| SET EXERCISE |
Find every line containing the word "document" in the records below; report only how many there are.

* BEGIN EXERCISE MATERIALS *

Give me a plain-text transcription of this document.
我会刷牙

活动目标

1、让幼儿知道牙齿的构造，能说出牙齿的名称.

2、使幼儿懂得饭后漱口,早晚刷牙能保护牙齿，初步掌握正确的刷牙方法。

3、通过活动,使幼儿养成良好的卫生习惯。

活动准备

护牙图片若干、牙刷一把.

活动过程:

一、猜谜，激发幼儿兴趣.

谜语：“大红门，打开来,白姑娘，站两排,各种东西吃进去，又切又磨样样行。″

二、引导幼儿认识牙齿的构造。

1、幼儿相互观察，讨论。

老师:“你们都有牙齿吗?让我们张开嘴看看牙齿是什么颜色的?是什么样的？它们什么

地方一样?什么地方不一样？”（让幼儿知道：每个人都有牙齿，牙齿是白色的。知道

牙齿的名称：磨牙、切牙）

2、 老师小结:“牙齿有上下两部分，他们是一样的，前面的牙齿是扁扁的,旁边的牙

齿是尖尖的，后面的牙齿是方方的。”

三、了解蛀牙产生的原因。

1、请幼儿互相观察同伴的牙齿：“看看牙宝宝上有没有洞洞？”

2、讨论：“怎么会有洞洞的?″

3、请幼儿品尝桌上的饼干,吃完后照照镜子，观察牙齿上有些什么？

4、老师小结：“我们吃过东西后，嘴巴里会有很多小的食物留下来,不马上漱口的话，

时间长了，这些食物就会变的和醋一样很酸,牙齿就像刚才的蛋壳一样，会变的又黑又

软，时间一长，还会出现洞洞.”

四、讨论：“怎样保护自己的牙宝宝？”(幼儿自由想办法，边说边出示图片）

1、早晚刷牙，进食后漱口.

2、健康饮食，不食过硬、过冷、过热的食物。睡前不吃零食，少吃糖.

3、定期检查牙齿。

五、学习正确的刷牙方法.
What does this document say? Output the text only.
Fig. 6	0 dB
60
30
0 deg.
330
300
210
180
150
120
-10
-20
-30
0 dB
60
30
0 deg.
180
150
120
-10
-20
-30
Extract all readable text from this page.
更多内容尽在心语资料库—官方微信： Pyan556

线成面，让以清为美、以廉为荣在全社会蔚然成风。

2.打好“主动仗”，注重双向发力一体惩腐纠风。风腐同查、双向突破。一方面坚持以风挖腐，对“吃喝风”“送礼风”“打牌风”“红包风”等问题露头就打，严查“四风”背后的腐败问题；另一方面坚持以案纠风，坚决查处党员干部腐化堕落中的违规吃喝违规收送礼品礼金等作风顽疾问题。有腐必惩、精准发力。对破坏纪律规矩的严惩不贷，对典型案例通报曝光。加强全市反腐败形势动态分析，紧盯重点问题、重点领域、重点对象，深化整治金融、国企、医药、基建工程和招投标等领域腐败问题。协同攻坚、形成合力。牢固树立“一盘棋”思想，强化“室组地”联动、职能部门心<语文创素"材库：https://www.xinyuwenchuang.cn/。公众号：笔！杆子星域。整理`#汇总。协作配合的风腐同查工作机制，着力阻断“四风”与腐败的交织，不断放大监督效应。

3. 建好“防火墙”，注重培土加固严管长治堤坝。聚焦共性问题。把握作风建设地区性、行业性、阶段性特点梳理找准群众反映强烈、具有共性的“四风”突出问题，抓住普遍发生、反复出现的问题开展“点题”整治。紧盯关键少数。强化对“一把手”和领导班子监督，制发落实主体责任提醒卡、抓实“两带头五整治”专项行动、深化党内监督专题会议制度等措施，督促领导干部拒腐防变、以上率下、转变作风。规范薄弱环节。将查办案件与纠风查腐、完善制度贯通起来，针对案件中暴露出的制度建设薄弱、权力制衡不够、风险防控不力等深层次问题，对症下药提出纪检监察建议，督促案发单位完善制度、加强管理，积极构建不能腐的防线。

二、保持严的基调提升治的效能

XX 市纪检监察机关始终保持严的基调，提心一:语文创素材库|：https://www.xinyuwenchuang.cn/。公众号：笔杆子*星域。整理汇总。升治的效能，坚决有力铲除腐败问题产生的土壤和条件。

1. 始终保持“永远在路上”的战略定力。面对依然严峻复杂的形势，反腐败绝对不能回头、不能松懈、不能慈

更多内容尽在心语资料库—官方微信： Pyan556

* END EXERCISE MATERIALS *

| RESULT OF THIS TASK |
2